═══ SUPPLIED RECORDS ═══
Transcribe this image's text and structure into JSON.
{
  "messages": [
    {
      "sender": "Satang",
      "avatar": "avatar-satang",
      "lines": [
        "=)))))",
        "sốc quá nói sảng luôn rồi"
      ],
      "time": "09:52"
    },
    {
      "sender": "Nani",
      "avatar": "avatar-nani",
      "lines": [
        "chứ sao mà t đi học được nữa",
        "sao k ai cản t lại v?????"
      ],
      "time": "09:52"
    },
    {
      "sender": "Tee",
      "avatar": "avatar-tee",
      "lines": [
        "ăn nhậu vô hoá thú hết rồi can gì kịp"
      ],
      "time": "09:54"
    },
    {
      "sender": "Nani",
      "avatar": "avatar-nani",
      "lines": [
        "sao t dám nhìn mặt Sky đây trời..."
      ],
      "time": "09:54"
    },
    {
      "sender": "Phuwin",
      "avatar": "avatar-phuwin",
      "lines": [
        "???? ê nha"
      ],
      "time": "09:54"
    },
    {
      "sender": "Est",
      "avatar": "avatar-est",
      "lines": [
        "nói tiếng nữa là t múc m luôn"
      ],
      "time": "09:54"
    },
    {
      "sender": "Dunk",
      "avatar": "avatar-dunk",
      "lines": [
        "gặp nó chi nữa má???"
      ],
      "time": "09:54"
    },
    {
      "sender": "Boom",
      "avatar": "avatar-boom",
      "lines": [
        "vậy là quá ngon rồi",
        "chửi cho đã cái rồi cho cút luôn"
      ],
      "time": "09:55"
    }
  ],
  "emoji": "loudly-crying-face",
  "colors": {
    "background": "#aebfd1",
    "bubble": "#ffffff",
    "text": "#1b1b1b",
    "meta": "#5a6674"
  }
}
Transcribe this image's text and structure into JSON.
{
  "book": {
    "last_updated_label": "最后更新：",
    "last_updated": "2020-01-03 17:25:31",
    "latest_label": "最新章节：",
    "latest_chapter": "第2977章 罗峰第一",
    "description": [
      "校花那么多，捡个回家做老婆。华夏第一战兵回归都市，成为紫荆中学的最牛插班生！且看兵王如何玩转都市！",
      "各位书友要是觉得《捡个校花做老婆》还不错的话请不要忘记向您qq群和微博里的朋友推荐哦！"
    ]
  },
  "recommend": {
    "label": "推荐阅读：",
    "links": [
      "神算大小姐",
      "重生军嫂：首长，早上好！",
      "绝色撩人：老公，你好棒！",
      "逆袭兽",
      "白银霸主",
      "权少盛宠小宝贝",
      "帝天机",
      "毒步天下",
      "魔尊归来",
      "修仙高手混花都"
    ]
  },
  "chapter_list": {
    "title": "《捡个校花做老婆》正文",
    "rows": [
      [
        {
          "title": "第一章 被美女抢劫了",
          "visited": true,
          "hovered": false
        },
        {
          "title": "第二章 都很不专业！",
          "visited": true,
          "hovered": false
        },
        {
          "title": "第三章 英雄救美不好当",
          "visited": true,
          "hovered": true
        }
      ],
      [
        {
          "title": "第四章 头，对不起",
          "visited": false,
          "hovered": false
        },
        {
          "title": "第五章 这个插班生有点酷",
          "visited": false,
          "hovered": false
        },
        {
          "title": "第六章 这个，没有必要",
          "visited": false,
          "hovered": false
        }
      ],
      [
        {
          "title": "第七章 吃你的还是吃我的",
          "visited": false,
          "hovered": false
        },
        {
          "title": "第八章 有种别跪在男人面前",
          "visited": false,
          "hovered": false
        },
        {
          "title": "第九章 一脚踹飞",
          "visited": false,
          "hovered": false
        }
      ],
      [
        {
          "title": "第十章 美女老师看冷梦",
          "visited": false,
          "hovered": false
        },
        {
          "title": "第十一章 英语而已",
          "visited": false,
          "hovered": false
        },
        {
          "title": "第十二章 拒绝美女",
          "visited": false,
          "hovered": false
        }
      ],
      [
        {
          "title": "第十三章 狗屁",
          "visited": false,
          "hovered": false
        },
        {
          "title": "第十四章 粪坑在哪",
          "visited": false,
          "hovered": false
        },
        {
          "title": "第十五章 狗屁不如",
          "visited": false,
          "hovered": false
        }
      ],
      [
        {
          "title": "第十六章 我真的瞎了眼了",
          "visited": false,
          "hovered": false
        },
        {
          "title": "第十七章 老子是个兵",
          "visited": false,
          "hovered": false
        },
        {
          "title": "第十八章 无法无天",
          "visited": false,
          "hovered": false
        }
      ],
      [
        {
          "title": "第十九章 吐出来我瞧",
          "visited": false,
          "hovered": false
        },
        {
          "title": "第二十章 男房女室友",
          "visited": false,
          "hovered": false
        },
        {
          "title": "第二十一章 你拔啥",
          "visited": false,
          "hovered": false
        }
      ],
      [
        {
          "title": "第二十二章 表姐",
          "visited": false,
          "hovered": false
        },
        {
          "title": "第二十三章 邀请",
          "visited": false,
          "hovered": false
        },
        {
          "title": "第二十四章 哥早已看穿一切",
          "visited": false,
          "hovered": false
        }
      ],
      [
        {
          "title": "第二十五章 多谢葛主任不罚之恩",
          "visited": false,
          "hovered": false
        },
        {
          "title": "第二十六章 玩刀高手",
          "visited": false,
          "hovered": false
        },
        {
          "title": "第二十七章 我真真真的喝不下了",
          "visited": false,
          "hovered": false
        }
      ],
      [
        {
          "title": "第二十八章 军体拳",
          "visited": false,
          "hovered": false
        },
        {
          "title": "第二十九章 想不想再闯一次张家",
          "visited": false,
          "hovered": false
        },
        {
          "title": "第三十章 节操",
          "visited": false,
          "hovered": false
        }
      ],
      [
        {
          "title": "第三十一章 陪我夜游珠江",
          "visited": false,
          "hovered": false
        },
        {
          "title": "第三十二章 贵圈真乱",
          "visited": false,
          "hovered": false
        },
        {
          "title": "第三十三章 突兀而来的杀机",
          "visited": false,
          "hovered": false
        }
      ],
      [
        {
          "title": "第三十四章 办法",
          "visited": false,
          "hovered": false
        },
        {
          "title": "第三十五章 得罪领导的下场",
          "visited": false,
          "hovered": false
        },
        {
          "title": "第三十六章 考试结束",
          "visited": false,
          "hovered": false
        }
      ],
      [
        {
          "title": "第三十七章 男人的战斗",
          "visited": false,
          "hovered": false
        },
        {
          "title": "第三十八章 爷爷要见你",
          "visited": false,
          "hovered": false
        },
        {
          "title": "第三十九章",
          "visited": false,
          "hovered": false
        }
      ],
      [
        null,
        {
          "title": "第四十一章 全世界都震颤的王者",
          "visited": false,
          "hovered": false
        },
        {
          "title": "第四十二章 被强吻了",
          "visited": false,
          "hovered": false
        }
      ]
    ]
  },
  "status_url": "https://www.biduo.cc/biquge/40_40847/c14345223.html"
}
═══
Each entry above is to be printed again exactly.

Transcribe this image's text and structure into JSON.
{
  "messages": [
    {
      "sender": "Satang",
      "avatar": "avatar-satang",
      "lines": [
        "=)))))",
        "sốc quá nói sảng luôn rồi"
      ],
      "time": "09:52"
    },
    {
      "sender": "Nani",
      "avatar": "avatar-nani",
      "lines": [
        "chứ sao mà t đi học được nữa",
        "sao k ai cản t lại v?????"
      ],
      "time": "09:52"
    },
    {
      "sender": "Tee",
      "avatar": "avatar-tee",
      "lines": [
        "ăn nhậu vô hoá thú hết rồi can gì kịp"
      ],
      "time": "09:54"
    },
    {
      "sender": "Nani",
      "avatar": "avatar-nani",
      "lines": [
        "sao t dám nhìn mặt Sky đây trời..."
      ],
      "time": "09:54"
    },
    {
      "sender": "Phuwin",
      "avatar": "avatar-phuwin",
      "lines": [
        "???? ê nha"
      ],
      "time": "09:54"
    },
    {
      "sender": "Est",
      "avatar": "avatar-est",
      "lines": [
        "nói tiếng nữa là t múc m luôn"
      ],
      "time": "09:54"
    },
    {
      "sender": "Dunk",
      "avatar": "avatar-dunk",
      "lines": [
        "gặp nó chi nữa má???"
      ],
      "time": "09:54"
    },
    {
      "sender": "Boom",
      "avatar": "avatar-boom",
      "lines": [
        "vậy là quá ngon rồi",
        "chửi cho đã cái rồi cho cút luôn"
      ],
      "time": "09:55"
    }
  ],
  "emoji": "loudly-crying-face",
  "colors": {
    "background": "#aebfd1",
    "bubble": "#ffffff",
    "text": "#1b1b1b",
    "meta": "#5a6674"
  }
}
Transcribe this image's text and structure into JSON.
{
  "book": {
    "last_updated_label": "最后更新：",
    "last_updated": "2020-01-03 17:25:31",
    "latest_label": "最新章节：",
    "latest_chapter": "第2977章 罗峰第一",
    "description": [
      "校花那么多，捡个回家做老婆。华夏第一战兵回归都市，成为紫荆中学的最牛插班生！且看兵王如何玩转都市！",
      "各位书友要是觉得《捡个校花做老婆》还不错的话请不要忘记向您qq群和微博里的朋友推荐哦！"
    ]
  },
  "recommend": {
    "label": "推荐阅读：",
    "links": [
      "神算大小姐",
      "重生军嫂：首长，早上好！",
      "绝色撩人：老公，你好棒！",
      "逆袭兽",
      "白银霸主",
      "权少盛宠小宝贝",
      "帝天机",
      "毒步天下",
      "魔尊归来",
      "修仙高手混花都"
    ]
  },
  "chapter_list": {
    "title": "《捡个校花做老婆》正文",
    "rows": [
      [
        {
          "title": "第一章 被美女抢劫了",
          "visited": true,
          "hovered": false
        },
        {
          "title": "第二章 都很不专业！",
          "visited": true,
          "hovered": false
        },
        {
          "title": "第三章 英雄救美不好当",
          "visited": true,
          "hovered": true
        }
      ],
      [
        {
          "title": "第四章 头，对不起",
          "visited": false,
          "hovered": false
        },
        {
          "title": "第五章 这个插班生有点酷",
          "visited": false,
          "hovered": false
        },
        {
          "title": "第六章 这个，没有必要",
          "visited": false,
          "hovered": false
        }
      ],
      [
        {
          "title": "第七章 吃你的还是吃我的",
          "visited": false,
          "hovered": false
        },
        {
          "title": "第八章 有种别跪在男人面前",
          "visited": false,
          "hovered": false
        },
        {
          "title": "第九章 一脚踹飞",
          "visited": false,
          "hovered": false
        }
      ],
      [
        {
          "title": "第十章 美女老师看冷梦",
          "visited": false,
          "hovered": false
        },
        {
          "title": "第十一章 英语而已",
          "visited": false,
          "hovered": false
        },
        {
          "title": "第十二章 拒绝美女",
          "visited": false,
          "hovered": false
        }
      ],
      [
        {
          "title": "第十三章 狗屁",
          "visited": false,
          "hovered": false
        },
        {
          "title": "第十四章 粪坑在哪",
          "visited": false,
          "hovered": false
        },
        {
          "title": "第十五章 狗屁不如",
          "visited": false,
          "hovered": false
        }
      ],
      [
        {
          "title": "第十六章 我真的瞎了眼了",
          "visited": false,
          "hovered": false
        },
        {
          "title": "第十七章 老子是个兵",
          "visited": false,
          "hovered": false
        },
        {
          "title": "第十八章 无法无天",
          "visited": false,
          "hovered": false
        }
      ],
      [
        {
          "title": "第十九章 吐出来我瞧",
          "visited": false,
          "hovered": false
        },
        {
          "title": "第二十章 男房女室友",
          "visited": false,
          "hovered": false
        },
        {
          "title": "第二十一章 你拔啥",
          "visited": false,
          "hovered": false
        }
      ],
      [
        {
          "title": "第二十二章 表姐",
          "visited": false,
          "hovered": false
        },
        {
          "title": "第二十三章 邀请",
          "visited": false,
          "hovered": false
        },
        {
          "title": "第二十四章 哥早已看穿一切",
          "visited": false,
          "hovered": false
        }
      ],
      [
        {
          "title": "第二十五章 多谢葛主任不罚之恩",
          "visited": false,
          "hovered": false
        },
        {
          "title": "第二十六章 玩刀高手",
          "visited": false,
          "hovered": false
        },
        {
          "title": "第二十七章 我真真真的喝不下了",
          "visited": false,
          "hovered": false
        }
      ],
      [
        {
          "title": "第二十八章 军体拳",
          "visited": false,
          "hovered": false
        },
        {
          "title": "第二十九章 想不想再闯一次张家",
          "visited": false,
          "hovered": false
        },
        {
          "title": "第三十章 节操",
          "visited": false,
          "hovered": false
        }
      ],
      [
        {
          "title": "第三十一章 陪我夜游珠江",
          "visited": false,
          "hovered": false
        },
        {
          "title": "第三十二章 贵圈真乱",
          "visited": false,
          "hovered": false
        },
        {
          "title": "第三十三章 突兀而来的杀机",
          "visited": false,
          "hovered": false
        }
      ],
      [
        {
          "title": "第三十四章 办法",
          "visited": false,
          "hovered": false
        },
        {
          "title": "第三十五章 得罪领导的下场",
          "visited": false,
          "hovered": false
        },
        {
          "title": "第三十六章 考试结束",
          "visited": false,
          "hovered": false
        }
      ],
      [
        {
          "title": "第三十七章 男人的战斗",
          "visited": false,
          "hovered": false
        },
        {
          "title": "第三十八章 爷爷要见你",
          "visited": false,
          "hovered": false
        },
        {
          "title": "第三十九章",
          "visited": false,
          "hovered": false
        }
      ],
      [
        null,
        {
          "title": "第四十一章 全世界都震颤的王者",
          "visited": false,
          "hovered": false
        },
        {
          "title": "第四十二章 被强吻了",
          "visited": false,
          "hovered": false
        }
      ]
    ]
  },
  "status_url": "https://www.biduo.cc/biquge/40_40847/c14345223.html"
}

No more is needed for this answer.